--- start ---
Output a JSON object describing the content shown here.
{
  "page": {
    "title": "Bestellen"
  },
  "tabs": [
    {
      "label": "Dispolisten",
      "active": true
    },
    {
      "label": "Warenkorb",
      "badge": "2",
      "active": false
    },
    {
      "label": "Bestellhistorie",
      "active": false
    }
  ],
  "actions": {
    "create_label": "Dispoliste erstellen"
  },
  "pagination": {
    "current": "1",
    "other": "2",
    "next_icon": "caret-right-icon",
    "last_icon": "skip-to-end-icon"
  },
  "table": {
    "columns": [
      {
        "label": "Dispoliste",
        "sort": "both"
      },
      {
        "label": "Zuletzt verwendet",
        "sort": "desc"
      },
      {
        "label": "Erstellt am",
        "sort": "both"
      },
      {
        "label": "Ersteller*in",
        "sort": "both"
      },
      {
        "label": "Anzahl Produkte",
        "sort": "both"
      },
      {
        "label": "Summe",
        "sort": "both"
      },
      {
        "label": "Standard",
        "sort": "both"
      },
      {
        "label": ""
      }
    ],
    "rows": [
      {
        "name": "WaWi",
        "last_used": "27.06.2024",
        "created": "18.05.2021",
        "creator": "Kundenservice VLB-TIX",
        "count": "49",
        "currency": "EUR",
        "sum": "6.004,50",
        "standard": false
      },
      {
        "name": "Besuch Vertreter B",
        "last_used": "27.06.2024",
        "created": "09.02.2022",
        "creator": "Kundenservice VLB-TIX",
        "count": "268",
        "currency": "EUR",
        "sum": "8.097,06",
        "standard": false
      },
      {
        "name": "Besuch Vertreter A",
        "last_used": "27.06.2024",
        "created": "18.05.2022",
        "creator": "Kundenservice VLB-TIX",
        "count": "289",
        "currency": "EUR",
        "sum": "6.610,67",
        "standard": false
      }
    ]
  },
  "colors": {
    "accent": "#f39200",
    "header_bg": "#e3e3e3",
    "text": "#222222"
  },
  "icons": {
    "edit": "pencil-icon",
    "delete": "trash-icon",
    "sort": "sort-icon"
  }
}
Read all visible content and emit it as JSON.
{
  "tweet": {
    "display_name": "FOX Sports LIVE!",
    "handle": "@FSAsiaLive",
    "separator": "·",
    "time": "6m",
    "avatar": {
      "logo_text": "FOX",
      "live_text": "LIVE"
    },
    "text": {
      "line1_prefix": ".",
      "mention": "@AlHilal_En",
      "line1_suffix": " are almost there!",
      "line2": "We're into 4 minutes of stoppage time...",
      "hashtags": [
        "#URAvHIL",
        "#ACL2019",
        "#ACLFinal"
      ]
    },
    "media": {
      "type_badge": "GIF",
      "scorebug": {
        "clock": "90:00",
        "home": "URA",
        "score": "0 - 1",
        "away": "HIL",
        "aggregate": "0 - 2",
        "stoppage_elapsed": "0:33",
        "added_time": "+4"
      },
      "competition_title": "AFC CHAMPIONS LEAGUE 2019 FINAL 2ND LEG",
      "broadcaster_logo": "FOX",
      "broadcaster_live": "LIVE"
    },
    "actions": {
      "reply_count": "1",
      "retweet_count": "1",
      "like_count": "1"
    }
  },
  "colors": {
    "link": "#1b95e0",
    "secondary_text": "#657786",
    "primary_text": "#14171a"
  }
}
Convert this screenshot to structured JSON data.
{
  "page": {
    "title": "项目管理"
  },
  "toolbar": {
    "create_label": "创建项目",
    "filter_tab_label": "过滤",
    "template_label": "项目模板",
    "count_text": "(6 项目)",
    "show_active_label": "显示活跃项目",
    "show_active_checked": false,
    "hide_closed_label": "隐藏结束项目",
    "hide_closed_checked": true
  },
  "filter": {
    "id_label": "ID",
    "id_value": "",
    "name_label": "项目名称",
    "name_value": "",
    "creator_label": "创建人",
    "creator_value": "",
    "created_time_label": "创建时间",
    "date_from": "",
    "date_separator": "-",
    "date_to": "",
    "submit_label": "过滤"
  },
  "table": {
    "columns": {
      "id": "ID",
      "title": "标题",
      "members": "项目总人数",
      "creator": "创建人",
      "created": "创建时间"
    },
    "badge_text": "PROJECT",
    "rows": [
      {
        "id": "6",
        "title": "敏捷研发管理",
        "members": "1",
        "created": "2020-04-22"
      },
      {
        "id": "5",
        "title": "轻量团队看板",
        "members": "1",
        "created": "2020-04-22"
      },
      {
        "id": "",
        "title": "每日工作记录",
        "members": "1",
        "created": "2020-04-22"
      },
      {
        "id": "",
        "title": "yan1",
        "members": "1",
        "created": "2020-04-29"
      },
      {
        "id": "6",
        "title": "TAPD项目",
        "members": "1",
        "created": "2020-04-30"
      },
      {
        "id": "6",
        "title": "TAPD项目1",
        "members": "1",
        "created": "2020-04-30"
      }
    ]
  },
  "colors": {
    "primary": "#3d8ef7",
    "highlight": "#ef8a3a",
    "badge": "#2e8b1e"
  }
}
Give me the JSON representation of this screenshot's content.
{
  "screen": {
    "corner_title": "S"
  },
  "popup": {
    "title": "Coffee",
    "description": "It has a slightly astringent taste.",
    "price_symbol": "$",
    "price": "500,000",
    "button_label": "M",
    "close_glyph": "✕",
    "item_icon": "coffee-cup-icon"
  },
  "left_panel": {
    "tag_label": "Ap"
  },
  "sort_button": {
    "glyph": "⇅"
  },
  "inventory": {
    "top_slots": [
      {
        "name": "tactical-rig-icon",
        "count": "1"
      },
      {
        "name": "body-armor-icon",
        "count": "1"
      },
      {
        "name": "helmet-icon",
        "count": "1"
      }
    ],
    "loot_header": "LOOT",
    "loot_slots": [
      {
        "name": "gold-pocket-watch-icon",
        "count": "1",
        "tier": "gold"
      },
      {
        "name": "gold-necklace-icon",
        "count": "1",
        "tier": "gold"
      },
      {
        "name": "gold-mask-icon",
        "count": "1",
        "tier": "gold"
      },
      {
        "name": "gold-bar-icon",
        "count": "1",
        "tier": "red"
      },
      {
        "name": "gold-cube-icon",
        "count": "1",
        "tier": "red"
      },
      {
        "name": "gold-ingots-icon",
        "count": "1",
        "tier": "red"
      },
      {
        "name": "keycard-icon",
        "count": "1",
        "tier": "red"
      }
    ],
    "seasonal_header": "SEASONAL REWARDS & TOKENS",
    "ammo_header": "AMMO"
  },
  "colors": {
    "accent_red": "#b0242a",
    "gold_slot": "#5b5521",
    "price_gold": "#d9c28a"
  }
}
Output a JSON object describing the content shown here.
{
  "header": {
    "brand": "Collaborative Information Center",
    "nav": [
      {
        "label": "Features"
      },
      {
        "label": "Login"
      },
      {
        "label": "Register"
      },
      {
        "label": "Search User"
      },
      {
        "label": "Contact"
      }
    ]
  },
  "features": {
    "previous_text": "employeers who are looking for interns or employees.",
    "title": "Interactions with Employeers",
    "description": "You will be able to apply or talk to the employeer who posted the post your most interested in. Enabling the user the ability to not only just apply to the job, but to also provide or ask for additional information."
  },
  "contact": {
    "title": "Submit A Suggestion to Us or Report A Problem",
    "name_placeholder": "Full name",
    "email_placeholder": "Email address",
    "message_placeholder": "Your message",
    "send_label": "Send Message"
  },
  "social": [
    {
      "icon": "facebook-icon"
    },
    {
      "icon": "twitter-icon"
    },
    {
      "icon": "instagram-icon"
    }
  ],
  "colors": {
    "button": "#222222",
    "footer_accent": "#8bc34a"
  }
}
--- end ---
§ Instructions for the task:
Give a word-for-word copy of the records.

§ Written answer:
Output a JSON object describing the content shown here.
{
  "page": {
    "title": "Bestellen"
  },
  "tabs": [
    {
      "label": "Dispolisten",
      "active": true
    },
    {
      "label": "Warenkorb",
      "badge": "2",
      "active": false
    },
    {
      "label": "Bestellhistorie",
      "active": false
    }
  ],
  "actions": {
    "create_label": "Dispoliste erstellen"
  },
  "pagination": {
    "current": "1",
    "other": "2",
    "next_icon": "caret-right-icon",
    "last_icon": "skip-to-end-icon"
  },
  "table": {
    "columns": [
      {
        "label": "Dispoliste",
        "sort": "both"
      },
      {
        "label": "Zuletzt verwendet",
        "sort": "desc"
      },
      {
        "label": "Erstellt am",
        "sort": "both"
      },
      {
        "label": "Ersteller*in",
        "sort": "both"
      },
      {
        "label": "Anzahl Produkte",
        "sort": "both"
      },
      {
        "label": "Summe",
        "sort": "both"
      },
      {
        "label": "Standard",
        "sort": "both"
      },
      {
        "label": ""
      }
    ],
    "rows": [
      {
        "name": "WaWi",
        "last_used": "27.06.2024",
        "created": "18.05.2021",
        "creator": "Kundenservice VLB-TIX",
        "count": "49",
        "currency": "EUR",
        "sum": "6.004,50",
        "standard": false
      },
      {
        "name": "Besuch Vertreter B",
        "last_used": "27.06.2024",
        "created": "09.02.2022",
        "creator": "Kundenservice VLB-TIX",
        "count": "268",
        "currency": "EUR",
        "sum": "8.097,06",
        "standard": false
      },
      {
        "name": "Besuch Vertreter A",
        "last_used": "27.06.2024",
        "created": "18.05.2022",
        "creator": "Kundenservice VLB-TIX",
        "count": "289",
        "currency": "EUR",
        "sum": "6.610,67",
        "standard": false
      }
    ]
  },
  "colors": {
    "accent": "#f39200",
    "header_bg": "#e3e3e3",
    "text": "#222222"
  },
  "icons": {
    "edit": "pencil-icon",
    "delete": "trash-icon",
    "sort": "sort-icon"
  }
}
Read all visible content and emit it as JSON.
{
  "tweet": {
    "display_name": "FOX Sports LIVE!",
    "handle": "@FSAsiaLive",
    "separator": "·",
    "time": "6m",
    "avatar": {
      "logo_text": "FOX",
      "live_text": "LIVE"
    },
    "text": {
      "line1_prefix": ".",
      "mention": "@AlHilal_En",
      "line1_suffix": " are almost there!",
      "line2": "We're into 4 minutes of stoppage time...",
      "hashtags": [
        "#URAvHIL",
        "#ACL2019",
        "#ACLFinal"
      ]
    },
    "media": {
      "type_badge": "GIF",
      "scorebug": {
        "clock": "90:00",
        "home": "URA",
        "score": "0 - 1",
        "away": "HIL",
        "aggregate": "0 - 2",
        "stoppage_elapsed": "0:33",
        "added_time": "+4"
      },
      "competition_title": "AFC CHAMPIONS LEAGUE 2019 FINAL 2ND LEG",
      "broadcaster_logo": "FOX",
      "broadcaster_live": "LIVE"
    },
    "actions": {
      "reply_count": "1",
      "retweet_count": "1",
      "like_count": "1"
    }
  },
  "colors": {
    "link": "#1b95e0",
    "secondary_text": "#657786",
    "primary_text": "#14171a"
  }
}
Convert this screenshot to structured JSON data.
{
  "page": {
    "title": "项目管理"
  },
  "toolbar": {
    "create_label": "创建项目",
    "filter_tab_label": "过滤",
    "template_label": "项目模板",
    "count_text": "(6 项目)",
    "show_active_label": "显示活跃项目",
    "show_active_checked": false,
    "hide_closed_label": "隐藏结束项目",
    "hide_closed_checked": true
  },
  "filter": {
    "id_label": "ID",
    "id_value": "",
    "name_label": "项目名称",
    "name_value": "",
    "creator_label": "创建人",
    "creator_value": "",
    "created_time_label": "创建时间",
    "date_from": "",
    "date_separator": "-",
    "date_to": "",
    "submit_label": "过滤"
  },
  "table": {
    "columns": {
      "id": "ID",
      "title": "标题",
      "members": "项目总人数",
      "creator": "创建人",
      "created": "创建时间"
    },
    "badge_text": "PROJECT",
    "rows": [
      {
        "id": "6",
        "title": "敏捷研发管理",
        "members": "1",
        "created": "2020-04-22"
      },
      {
        "id": "5",
        "title": "轻量团队看板",
        "members": "1",
        "created": "2020-04-22"
      },
      {
        "id": "",
        "title": "每日工作记录",
        "members": "1",
        "created": "2020-04-22"
      },
      {
        "id": "",
        "title": "yan1",
        "members": "1",
        "created": "2020-04-29"
      },
      {
        "id": "6",
        "title": "TAPD项目",
        "members": "1",
        "created": "2020-04-30"
      },
      {
        "id": "6",
        "title": "TAPD项目1",
        "members": "1",
        "created": "2020-04-30"
      }
    ]
  },
  "colors": {
    "primary": "#3d8ef7",
    "highlight": "#ef8a3a",
    "badge": "#2e8b1e"
  }
}
Give me the JSON representation of this screenshot's content.
{
  "screen": {
    "corner_title": "S"
  },
  "popup": {
    "title": "Coffee",
    "description": "It has a slightly astringent taste.",
    "price_symbol": "$",
    "price": "500,000",
    "button_label": "M",
    "close_glyph": "✕",
    "item_icon": "coffee-cup-icon"
  },
  "left_panel": {
    "tag_label": "Ap"
  },
  "sort_button": {
    "glyph": "⇅"
  },
  "inventory": {
    "top_slots": [
      {
        "name": "tactical-rig-icon",
        "count": "1"
      },
      {
        "name": "body-armor-icon",
        "count": "1"
      },
      {
        "name": "helmet-icon",
        "count": "1"
      }
    ],
    "loot_header": "LOOT",
    "loot_slots": [
      {
        "name": "gold-pocket-watch-icon",
        "count": "1",
        "tier": "gold"
      },
      {
        "name": "gold-necklace-icon",
        "count": "1",
        "tier": "gold"
      },
      {
        "name": "gold-mask-icon",
        "count": "1",
        "tier": "gold"
      },
      {
        "name": "gold-bar-icon",
        "count": "1",
        "tier": "red"
      },
      {
        "name": "gold-cube-icon",
        "count": "1",
        "tier": "red"
      },
      {
        "name": "gold-ingots-icon",
        "count": "1",
        "tier": "red"
      },
      {
        "name": "keycard-icon",
        "count": "1",
        "tier": "red"
      }
    ],
    "seasonal_header": "SEASONAL REWARDS & TOKENS",
    "ammo_header": "AMMO"
  },
  "colors": {
    "accent_red": "#b0242a",
    "gold_slot": "#5b5521",
    "price_gold": "#d9c28a"
  }
}
Output a JSON object describing the content shown here.
{
  "header": {
    "brand": "Collaborative Information Center",
    "nav": [
      {
        "label": "Features"
      },
      {
        "label": "Login"
      },
      {
        "label": "Register"
      },
      {
        "label": "Search User"
      },
      {
        "label": "Contact"
      }
    ]
  },
  "features": {
    "previous_text": "employeers who are looking for interns or employees.",
    "title": "Interactions with Employeers",
    "description": "You will be able to apply or talk to the employeer who posted the post your most interested in. Enabling the user the ability to not only just apply to the job, but to also provide or ask for additional information."
  },
  "contact": {
    "title": "Submit A Suggestion to Us or Report A Problem",
    "name_placeholder": "Full name",
    "email_placeholder": "Email address",
    "message_placeholder": "Your message",
    "send_label": "Send Message"
  },
  "social": [
    {
      "icon": "facebook-icon"
    },
    {
      "icon": "twitter-icon"
    },
    {
      "icon": "instagram-icon"
    }
  ],
  "colors": {
    "button": "#222222",
    "footer_accent": "#8bc34a"
  }
}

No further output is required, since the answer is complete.